GIVEN RECORDS:
==========

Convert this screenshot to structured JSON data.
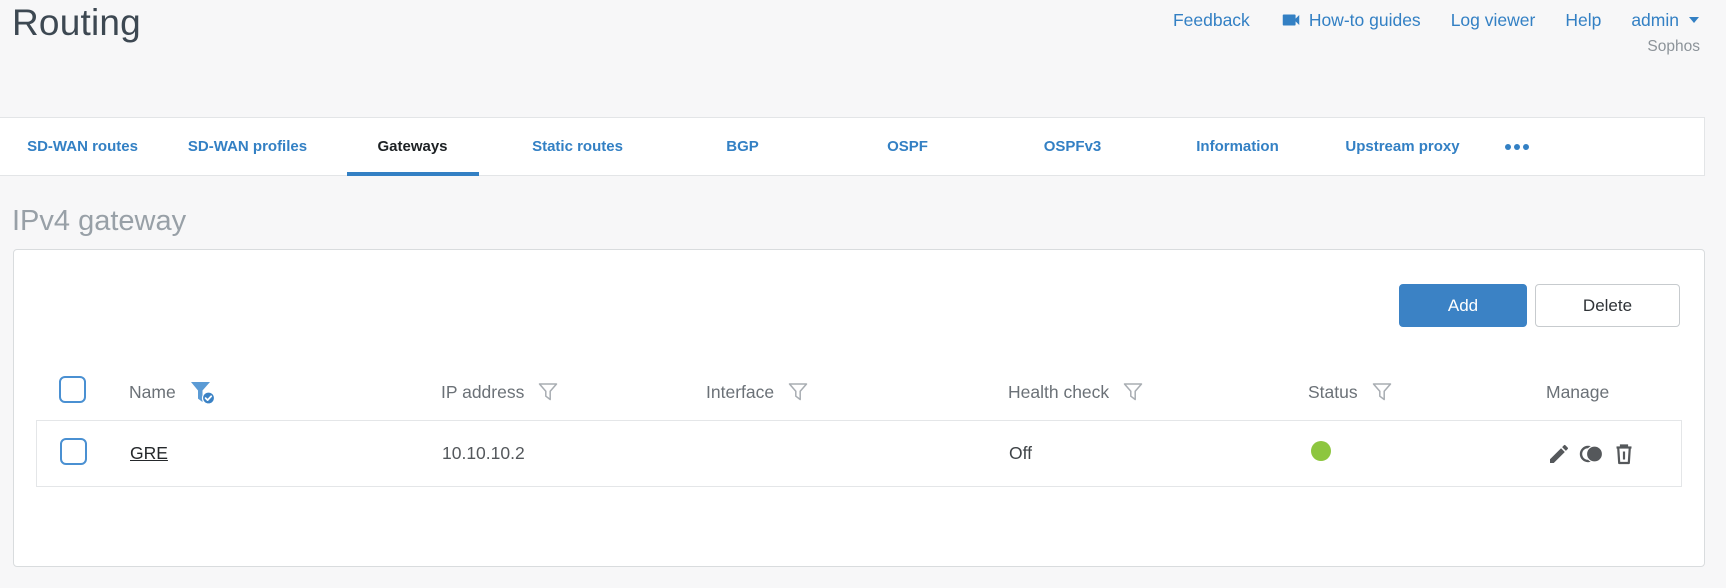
{
  "page": {
    "title": "Routing"
  },
  "header": {
    "links": [
      {
        "label": "Feedback"
      },
      {
        "label": "How-to guides",
        "icon": "video-camera"
      },
      {
        "label": "Log viewer"
      },
      {
        "label": "Help"
      },
      {
        "label": "admin",
        "icon": "caret-down"
      }
    ],
    "brand": "Sophos"
  },
  "tabs": {
    "items": [
      {
        "label": "SD-WAN routes",
        "active": false
      },
      {
        "label": "SD-WAN profiles",
        "active": false
      },
      {
        "label": "Gateways",
        "active": true
      },
      {
        "label": "Static routes",
        "active": false
      },
      {
        "label": "BGP",
        "active": false
      },
      {
        "label": "OSPF",
        "active": false
      },
      {
        "label": "OSPFv3",
        "active": false
      },
      {
        "label": "Information",
        "active": false
      },
      {
        "label": "Upstream proxy",
        "active": false
      }
    ],
    "more": "overflow-menu"
  },
  "section": {
    "title": "IPv4 gateway"
  },
  "toolbar": {
    "add_label": "Add",
    "delete_label": "Delete"
  },
  "table": {
    "columns": [
      {
        "label": "Name",
        "filter": "active"
      },
      {
        "label": "IP address",
        "filter": "inactive"
      },
      {
        "label": "Interface",
        "filter": "inactive"
      },
      {
        "label": "Health check",
        "filter": "inactive"
      },
      {
        "label": "Status",
        "filter": "inactive"
      },
      {
        "label": "Manage",
        "filter": "none"
      }
    ],
    "rows": [
      {
        "name": "GRE",
        "ip_address": "10.10.10.2",
        "interface": "",
        "health_check": "Off",
        "status": "up",
        "manage": [
          "edit",
          "clone",
          "delete"
        ]
      }
    ]
  },
  "colors": {
    "accent_blue": "#3380c4",
    "status_up_green": "#8dc63f",
    "page_background": "#f7f7f8",
    "active_tab_text": "#1d2124",
    "muted_heading": "#98a0a7"
  }
}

==========

AIM OF THE EXERCISE: The records shown above are to be repeated exactly, with the pictures left out.

SOLUTION TO THIS EXERCISE:
Convert this screenshot to structured JSON data.
{
  "page": {
    "title": "Routing"
  },
  "header": {
    "links": [
      {
        "label": "Feedback"
      },
      {
        "label": "How-to guides",
        "icon": "video-camera"
      },
      {
        "label": "Log viewer"
      },
      {
        "label": "Help"
      },
      {
        "label": "admin",
        "icon": "caret-down"
      }
    ],
    "brand": "Sophos"
  },
  "tabs": {
    "items": [
      {
        "label": "SD-WAN routes",
        "active": false
      },
      {
        "label": "SD-WAN profiles",
        "active": false
      },
      {
        "label": "Gateways",
        "active": true
      },
      {
        "label": "Static routes",
        "active": false
      },
      {
        "label": "BGP",
        "active": false
      },
      {
        "label": "OSPF",
        "active": false
      },
      {
        "label": "OSPFv3",
        "active": false
      },
      {
        "label": "Information",
        "active": false
      },
      {
        "label": "Upstream proxy",
        "active": false
      }
    ],
    "more": "overflow-menu"
  },
  "section": {
    "title": "IPv4 gateway"
  },
  "toolbar": {
    "add_label": "Add",
    "delete_label": "Delete"
  },
  "table": {
    "columns": [
      {
        "label": "Name",
        "filter": "active"
      },
      {
        "label": "IP address",
        "filter": "inactive"
      },
      {
        "label": "Interface",
        "filter": "inactive"
      },
      {
        "label": "Health check",
        "filter": "inactive"
      },
      {
        "label": "Status",
        "filter": "inactive"
      },
      {
        "label": "Manage",
        "filter": "none"
      }
    ],
    "rows": [
      {
        "name": "GRE",
        "ip_address": "10.10.10.2",
        "interface": "",
        "health_check": "Off",
        "status": "up",
        "manage": [
          "edit",
          "clone",
          "delete"
        ]
      }
    ]
  },
  "colors": {
    "accent_blue": "#3380c4",
    "status_up_green": "#8dc63f",
    "page_background": "#f7f7f8",
    "active_tab_text": "#1d2124",
    "muted_heading": "#98a0a7"
  }
}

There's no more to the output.